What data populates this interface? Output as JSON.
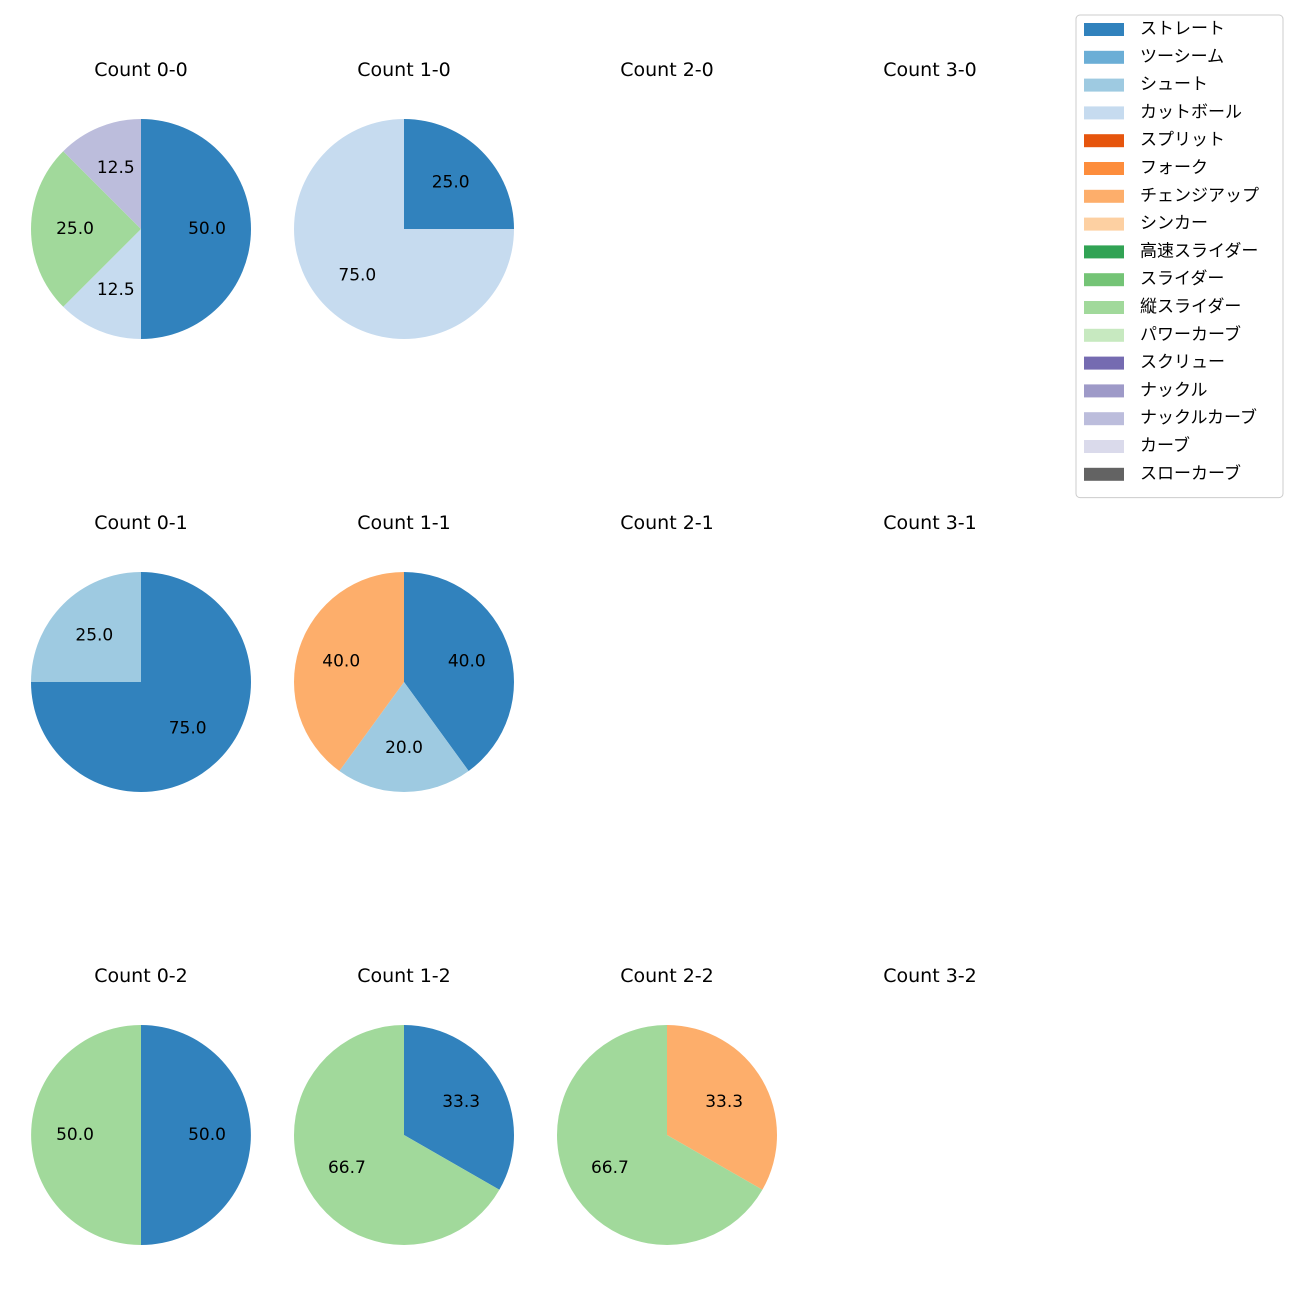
{
  "chart_data": {
    "type": "pie",
    "legend": {
      "placement": "top-right",
      "entries": [
        {
          "name": "ストレート",
          "color": "#3182bd"
        },
        {
          "name": "ツーシーム",
          "color": "#6baed6"
        },
        {
          "name": "シュート",
          "color": "#9ecae1"
        },
        {
          "name": "カットボール",
          "color": "#c6dbef"
        },
        {
          "name": "スプリット",
          "color": "#e6550d"
        },
        {
          "name": "フォーク",
          "color": "#fd8d3c"
        },
        {
          "name": "チェンジアップ",
          "color": "#fdae6b"
        },
        {
          "name": "シンカー",
          "color": "#fdd0a2"
        },
        {
          "name": "高速スライダー",
          "color": "#31a354"
        },
        {
          "name": "スライダー",
          "color": "#74c476"
        },
        {
          "name": "縦スライダー",
          "color": "#a1d99b"
        },
        {
          "name": "パワーカーブ",
          "color": "#c7e9c0"
        },
        {
          "name": "スクリュー",
          "color": "#756bb1"
        },
        {
          "name": "ナックル",
          "color": "#9e9ac8"
        },
        {
          "name": "ナックルカーブ",
          "color": "#bcbddc"
        },
        {
          "name": "カーブ",
          "color": "#dadaeb"
        },
        {
          "name": "スローカーブ",
          "color": "#636363"
        }
      ]
    },
    "panels": [
      {
        "title": "Count 0-0",
        "slices": [
          {
            "pitch": "ストレート",
            "value": 50.0,
            "label": "50.0"
          },
          {
            "pitch": "カットボール",
            "value": 12.5,
            "label": "12.5"
          },
          {
            "pitch": "縦スライダー",
            "value": 25.0,
            "label": "25.0"
          },
          {
            "pitch": "ナックルカーブ",
            "value": 12.5,
            "label": "12.5"
          }
        ]
      },
      {
        "title": "Count 1-0",
        "slices": [
          {
            "pitch": "ストレート",
            "value": 25.0,
            "label": "25.0"
          },
          {
            "pitch": "カットボール",
            "value": 75.0,
            "label": "75.0"
          }
        ]
      },
      {
        "title": "Count 2-0",
        "slices": []
      },
      {
        "title": "Count 3-0",
        "slices": []
      },
      {
        "title": "Count 0-1",
        "slices": [
          {
            "pitch": "ストレート",
            "value": 75.0,
            "label": "75.0"
          },
          {
            "pitch": "シュート",
            "value": 25.0,
            "label": "25.0"
          }
        ]
      },
      {
        "title": "Count 1-1",
        "slices": [
          {
            "pitch": "ストレート",
            "value": 40.0,
            "label": "40.0"
          },
          {
            "pitch": "シュート",
            "value": 20.0,
            "label": "20.0"
          },
          {
            "pitch": "チェンジアップ",
            "value": 40.0,
            "label": "40.0"
          }
        ]
      },
      {
        "title": "Count 2-1",
        "slices": []
      },
      {
        "title": "Count 3-1",
        "slices": []
      },
      {
        "title": "Count 0-2",
        "slices": [
          {
            "pitch": "ストレート",
            "value": 50.0,
            "label": "50.0"
          },
          {
            "pitch": "縦スライダー",
            "value": 50.0,
            "label": "50.0"
          }
        ]
      },
      {
        "title": "Count 1-2",
        "slices": [
          {
            "pitch": "ストレート",
            "value": 33.3,
            "label": "33.3"
          },
          {
            "pitch": "縦スライダー",
            "value": 66.7,
            "label": "66.7"
          }
        ]
      },
      {
        "title": "Count 2-2",
        "slices": [
          {
            "pitch": "チェンジアップ",
            "value": 33.3,
            "label": "33.3"
          },
          {
            "pitch": "縦スライダー",
            "value": 66.7,
            "label": "66.7"
          }
        ]
      },
      {
        "title": "Count 3-2",
        "slices": []
      }
    ]
  }
}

+++

Images should not appear in the copy; retype the listing above exactly.

What data populates this interface? Output as JSON.
{
  "chart_data": {
    "type": "pie",
    "legend": {
      "placement": "top-right",
      "entries": [
        {
          "name": "ストレート",
          "color": "#3182bd"
        },
        {
          "name": "ツーシーム",
          "color": "#6baed6"
        },
        {
          "name": "シュート",
          "color": "#9ecae1"
        },
        {
          "name": "カットボール",
          "color": "#c6dbef"
        },
        {
          "name": "スプリット",
          "color": "#e6550d"
        },
        {
          "name": "フォーク",
          "color": "#fd8d3c"
        },
        {
          "name": "チェンジアップ",
          "color": "#fdae6b"
        },
        {
          "name": "シンカー",
          "color": "#fdd0a2"
        },
        {
          "name": "高速スライダー",
          "color": "#31a354"
        },
        {
          "name": "スライダー",
          "color": "#74c476"
        },
        {
          "name": "縦スライダー",
          "color": "#a1d99b"
        },
        {
          "name": "パワーカーブ",
          "color": "#c7e9c0"
        },
        {
          "name": "スクリュー",
          "color": "#756bb1"
        },
        {
          "name": "ナックル",
          "color": "#9e9ac8"
        },
        {
          "name": "ナックルカーブ",
          "color": "#bcbddc"
        },
        {
          "name": "カーブ",
          "color": "#dadaeb"
        },
        {
          "name": "スローカーブ",
          "color": "#636363"
        }
      ]
    },
    "panels": [
      {
        "title": "Count 0-0",
        "slices": [
          {
            "pitch": "ストレート",
            "value": 50.0,
            "label": "50.0"
          },
          {
            "pitch": "カットボール",
            "value": 12.5,
            "label": "12.5"
          },
          {
            "pitch": "縦スライダー",
            "value": 25.0,
            "label": "25.0"
          },
          {
            "pitch": "ナックルカーブ",
            "value": 12.5,
            "label": "12.5"
          }
        ]
      },
      {
        "title": "Count 1-0",
        "slices": [
          {
            "pitch": "ストレート",
            "value": 25.0,
            "label": "25.0"
          },
          {
            "pitch": "カットボール",
            "value": 75.0,
            "label": "75.0"
          }
        ]
      },
      {
        "title": "Count 2-0",
        "slices": []
      },
      {
        "title": "Count 3-0",
        "slices": []
      },
      {
        "title": "Count 0-1",
        "slices": [
          {
            "pitch": "ストレート",
            "value": 75.0,
            "label": "75.0"
          },
          {
            "pitch": "シュート",
            "value": 25.0,
            "label": "25.0"
          }
        ]
      },
      {
        "title": "Count 1-1",
        "slices": [
          {
            "pitch": "ストレート",
            "value": 40.0,
            "label": "40.0"
          },
          {
            "pitch": "シュート",
            "value": 20.0,
            "label": "20.0"
          },
          {
            "pitch": "チェンジアップ",
            "value": 40.0,
            "label": "40.0"
          }
        ]
      },
      {
        "title": "Count 2-1",
        "slices": []
      },
      {
        "title": "Count 3-1",
        "slices": []
      },
      {
        "title": "Count 0-2",
        "slices": [
          {
            "pitch": "ストレート",
            "value": 50.0,
            "label": "50.0"
          },
          {
            "pitch": "縦スライダー",
            "value": 50.0,
            "label": "50.0"
          }
        ]
      },
      {
        "title": "Count 1-2",
        "slices": [
          {
            "pitch": "ストレート",
            "value": 33.3,
            "label": "33.3"
          },
          {
            "pitch": "縦スライダー",
            "value": 66.7,
            "label": "66.7"
          }
        ]
      },
      {
        "title": "Count 2-2",
        "slices": [
          {
            "pitch": "チェンジアップ",
            "value": 33.3,
            "label": "33.3"
          },
          {
            "pitch": "縦スライダー",
            "value": 66.7,
            "label": "66.7"
          }
        ]
      },
      {
        "title": "Count 3-2",
        "slices": []
      }
    ]
  }
}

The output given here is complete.